Given request
Print the records exactly as they appear, starting with the line that contains "value-label-doha: 93 [333, 428, 350, 445]" and going on through the line that contains "bar-patna [170, 140, 418, 159]".

Supplied records
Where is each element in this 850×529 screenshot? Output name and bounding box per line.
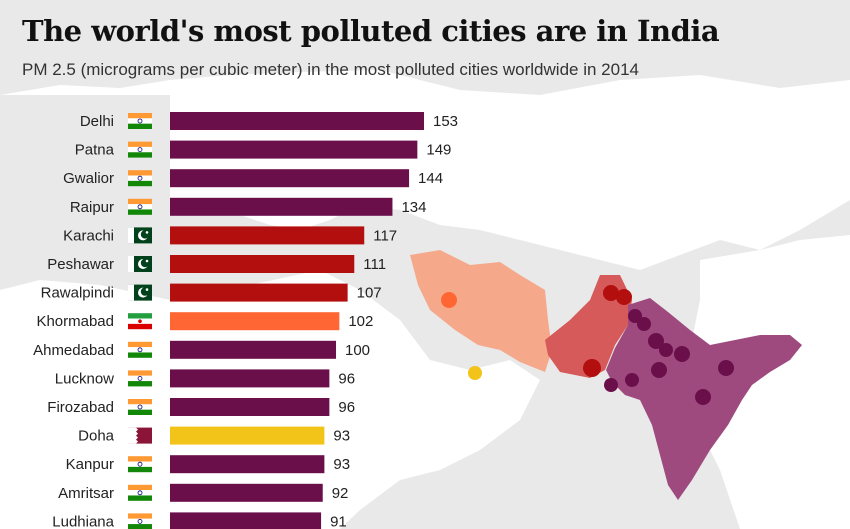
value-label-doha: 93 [333, 428, 350, 445]
category-label-ahmedabad: Ahmedabad [33, 342, 114, 359]
value-label-delhi: 153 [433, 113, 458, 130]
bar-delhi [170, 112, 424, 130]
bar-peshawar [170, 255, 355, 273]
pakistan-flag-icon [128, 284, 152, 301]
india-flag-icon [128, 513, 152, 529]
india-flag-icon [128, 198, 152, 215]
chart-subtitle: PM 2.5 (micrograms per cubic meter) in t… [22, 60, 639, 79]
india-flag-icon [128, 399, 152, 415]
iran-flag-icon [128, 313, 152, 330]
pakistan-flag-icon [128, 227, 152, 244]
pakistan-flag-icon [128, 256, 152, 272]
bar-karachi [170, 226, 365, 245]
map-dot-khormabad [441, 292, 457, 308]
category-label-raipur: Raipur [70, 199, 114, 216]
map-dot-amritsar [628, 309, 642, 323]
value-label-raipur: 134 [401, 199, 426, 216]
bar-patna [170, 140, 418, 159]
value-label-karachi: 117 [373, 227, 397, 244]
bar-rawalpindi [170, 283, 348, 302]
india-flag-icon [128, 141, 152, 158]
value-label-firozabad: 96 [338, 399, 355, 416]
value-label-peshawar: 111 [363, 256, 386, 273]
category-label-rawalpindi: Rawalpindi [41, 285, 114, 302]
value-label-lucknow: 96 [338, 370, 355, 387]
map-dot-karachi [583, 359, 601, 377]
map-dot-gwalior [625, 373, 639, 387]
map-dot-peshawar [603, 285, 619, 301]
bar-firozabad [170, 398, 330, 416]
map-city-dots [441, 285, 734, 405]
category-label-khormabad: Khormabad [36, 313, 114, 330]
value-label-ludhiana: 91 [330, 513, 347, 529]
category-label-gwalior: Gwalior [63, 170, 114, 187]
map-dot-ludhiana [637, 317, 651, 331]
map-dot-lucknow [674, 346, 690, 362]
bar-khormabad [170, 312, 340, 331]
chart-title: The world's most polluted cities are in … [22, 14, 720, 48]
bar-doha [170, 426, 325, 445]
map-dot-kanpur [651, 362, 667, 378]
category-label-ludhiana: Ludhiana [52, 513, 114, 529]
category-label-lucknow: Lucknow [55, 370, 114, 387]
category-label-firozabad: Firozabad [47, 399, 114, 416]
map-dot-doha [468, 366, 482, 380]
value-label-rawalpindi: 107 [357, 285, 382, 302]
india-flag-icon [128, 370, 152, 387]
value-label-ahmedabad: 100 [345, 342, 370, 359]
map-dot-raipur [695, 389, 711, 405]
map-dot-ahmedabad [604, 378, 618, 392]
bar-amritsar [170, 483, 323, 502]
land-asia-east [680, 235, 850, 529]
category-label-kanpur: Kanpur [66, 456, 114, 473]
bar-raipur [170, 197, 393, 216]
map-dot-delhi [648, 333, 664, 349]
value-label-gwalior: 144 [418, 170, 443, 187]
value-label-khormabad: 102 [348, 313, 373, 330]
category-label-amritsar: Amritsar [58, 485, 114, 502]
india-flag-icon [128, 484, 152, 501]
bar-ahmedabad [170, 340, 337, 359]
value-label-kanpur: 93 [333, 456, 350, 473]
bar-gwalior [170, 169, 410, 188]
category-label-karachi: Karachi [63, 227, 114, 244]
india-flag-icon [128, 113, 152, 129]
map-dot-patna [718, 360, 734, 376]
india-flag-icon [128, 456, 152, 473]
value-label-patna: 149 [426, 142, 451, 159]
bar-lucknow [170, 369, 330, 388]
india-flag-icon [128, 170, 152, 187]
bar-ludhiana [170, 512, 322, 529]
category-label-delhi: Delhi [80, 113, 114, 130]
qatar-flag-icon [128, 427, 152, 444]
map-iran [410, 250, 552, 372]
map-dot-rawalpindi [616, 289, 632, 305]
india-flag-icon [128, 341, 152, 358]
value-label-amritsar: 92 [332, 485, 349, 502]
map-dot-firozabad [659, 343, 673, 357]
bar-kanpur [170, 455, 325, 474]
category-label-peshawar: Peshawar [47, 256, 114, 273]
category-label-patna: Patna [75, 142, 115, 159]
category-label-doha: Doha [78, 428, 115, 445]
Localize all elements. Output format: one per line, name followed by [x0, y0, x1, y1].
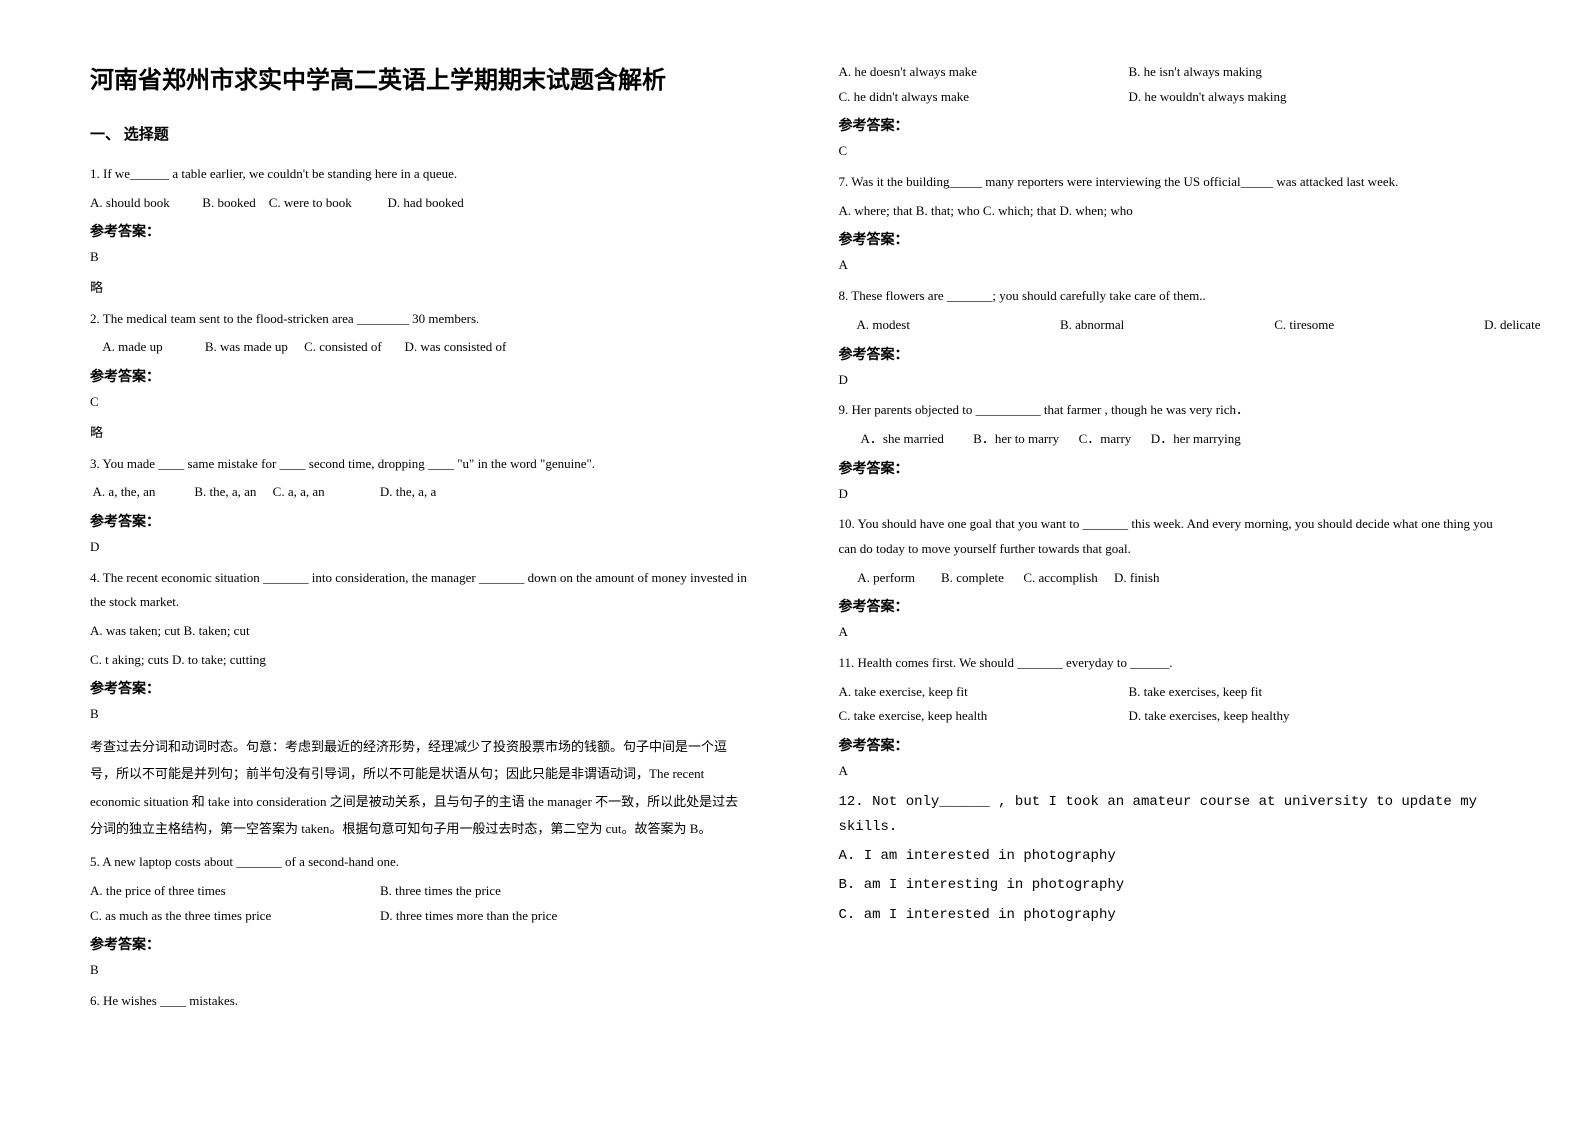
- question-5: 5. A new laptop costs about _______ of a…: [90, 850, 749, 875]
- question-6-options-row2: C. he didn't always make D. he wouldn't …: [839, 85, 1498, 110]
- question-12-opt-b: B. am I interesting in photography: [839, 873, 1498, 898]
- question-9-options: A．she married B．her to marry C．marry D．h…: [839, 427, 1498, 452]
- question-10-answer: A: [839, 620, 1498, 645]
- question-8-opt-c: C. tiresome: [1274, 313, 1334, 338]
- question-6: 6. He wishes ____ mistakes.: [90, 989, 749, 1014]
- answer-label: 参考答案：: [839, 344, 1498, 364]
- question-11: 11. Health comes first. We should ______…: [839, 651, 1498, 676]
- question-7: 7. Was it the building_____ many reporte…: [839, 170, 1498, 195]
- question-11-opt-c: C. take exercise, keep health: [839, 704, 1129, 729]
- question-4-answer: B: [90, 702, 749, 727]
- answer-label: 参考答案：: [839, 735, 1498, 755]
- question-8-options: A. modest B. abnormal C. tiresome D. del…: [839, 313, 1498, 338]
- answer-label: 参考答案：: [839, 596, 1498, 616]
- question-11-options-row1: A. take exercise, keep fit B. take exerc…: [839, 680, 1498, 705]
- question-1-note: 略: [90, 276, 749, 301]
- question-7-options: A. where; that B. that; who C. which; th…: [839, 199, 1498, 224]
- answer-label: 参考答案：: [839, 229, 1498, 249]
- question-2-answer: C: [90, 390, 749, 415]
- question-4-options-a: A. was taken; cut B. taken; cut: [90, 619, 749, 644]
- question-6-opt-d: D. he wouldn't always making: [1129, 85, 1419, 110]
- question-8-opt-a: A. modest: [857, 313, 910, 338]
- question-6-opt-c: C. he didn't always make: [839, 85, 1129, 110]
- question-11-options-row2: C. take exercise, keep health D. take ex…: [839, 704, 1498, 729]
- question-5-answer: B: [90, 958, 749, 983]
- question-9: 9. Her parents objected to __________ th…: [839, 398, 1498, 423]
- answer-label: 参考答案：: [90, 678, 749, 698]
- question-6-opt-b: B. he isn't always making: [1129, 60, 1419, 85]
- question-6-answer: C: [839, 139, 1498, 164]
- question-1-answer: B: [90, 245, 749, 270]
- question-12-opt-c: C. am I interested in photography: [839, 903, 1498, 928]
- question-1: 1. If we______ a table earlier, we could…: [90, 162, 749, 187]
- question-11-answer: A: [839, 759, 1498, 784]
- answer-label: 参考答案：: [90, 221, 749, 241]
- question-7-answer: A: [839, 253, 1498, 278]
- question-5-opt-b: B. three times the price: [380, 879, 670, 904]
- question-8: 8. These flowers are _______; you should…: [839, 284, 1498, 309]
- question-11-opt-a: A. take exercise, keep fit: [839, 680, 1129, 705]
- question-9-answer: D: [839, 482, 1498, 507]
- question-8-answer: D: [839, 368, 1498, 393]
- section-heading: 一、 选择题: [90, 123, 749, 144]
- question-6-opt-a: A. he doesn't always make: [839, 60, 1129, 85]
- question-5-opt-c: C. as much as the three times price: [90, 904, 380, 929]
- answer-label: 参考答案：: [839, 115, 1498, 135]
- question-8-opt-d: D. delicate: [1484, 313, 1540, 338]
- question-3-options: A. a, the, an B. the, a, an C. a, a, an …: [90, 480, 749, 505]
- question-3-answer: D: [90, 535, 749, 560]
- right-column: A. he doesn't always make B. he isn't al…: [839, 60, 1498, 1018]
- question-2-note: 略: [90, 421, 749, 446]
- question-5-opt-d: D. three times more than the price: [380, 904, 670, 929]
- question-8-opt-b: B. abnormal: [1060, 313, 1124, 338]
- page-root: 河南省郑州市求实中学高二英语上学期期末试题含解析 一、 选择题 1. If we…: [0, 0, 1587, 1058]
- left-column: 河南省郑州市求实中学高二英语上学期期末试题含解析 一、 选择题 1. If we…: [90, 60, 749, 1018]
- answer-label: 参考答案：: [90, 934, 749, 954]
- question-2: 2. The medical team sent to the flood-st…: [90, 307, 749, 332]
- exam-title: 河南省郑州市求实中学高二英语上学期期末试题含解析: [90, 60, 749, 95]
- question-5-options-row1: A. the price of three times B. three tim…: [90, 879, 749, 904]
- question-5-opt-a: A. the price of three times: [90, 879, 380, 904]
- answer-label: 参考答案：: [839, 458, 1498, 478]
- question-10: 10. You should have one goal that you wa…: [839, 512, 1498, 561]
- answer-label: 参考答案：: [90, 366, 749, 386]
- question-10-options: A. perform B. complete C. accomplish D. …: [839, 566, 1498, 591]
- question-11-opt-b: B. take exercises, keep fit: [1129, 680, 1419, 705]
- question-3: 3. You made ____ same mistake for ____ s…: [90, 452, 749, 477]
- question-4-explain: 考查过去分词和动词时态。句意：考虑到最近的经济形势，经理减少了投资股票市场的钱额…: [90, 733, 749, 842]
- question-1-options: A. should book B. booked C. were to book…: [90, 191, 749, 216]
- question-4: 4. The recent economic situation _______…: [90, 566, 749, 615]
- question-12-opt-a: A. I am interested in photography: [839, 844, 1498, 869]
- question-12: 12. Not only______ , but I took an amate…: [839, 790, 1498, 840]
- question-11-opt-d: D. take exercises, keep healthy: [1129, 704, 1419, 729]
- question-2-options: A. made up B. was made up C. consisted o…: [90, 335, 749, 360]
- question-4-options-b: C. t aking; cuts D. to take; cutting: [90, 648, 749, 673]
- question-5-options-row2: C. as much as the three times price D. t…: [90, 904, 749, 929]
- answer-label: 参考答案：: [90, 511, 749, 531]
- question-6-options-row1: A. he doesn't always make B. he isn't al…: [839, 60, 1498, 85]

Complete answer
value-label-doha: 93 [333, 428, 350, 445]
category-label-ahmedabad: Ahmedabad [33, 342, 114, 359]
value-label-delhi: 153 [433, 113, 458, 130]
bar-delhi [170, 112, 424, 130]
bar-peshawar [170, 255, 355, 273]
pakistan-flag-icon [128, 284, 152, 301]
india-flag-icon [128, 513, 152, 529]
india-flag-icon [128, 198, 152, 215]
chart-subtitle: PM 2.5 (micrograms per cubic meter) in t… [22, 60, 639, 79]
india-flag-icon [128, 399, 152, 415]
iran-flag-icon [128, 313, 152, 330]
pakistan-flag-icon [128, 227, 152, 244]
pakistan-flag-icon [128, 256, 152, 272]
bar-karachi [170, 226, 365, 245]
map-dot-khormabad [441, 292, 457, 308]
category-label-raipur: Raipur [70, 199, 114, 216]
map-dot-amritsar [628, 309, 642, 323]
value-label-raipur: 134 [401, 199, 426, 216]
bar-patna [170, 140, 418, 159]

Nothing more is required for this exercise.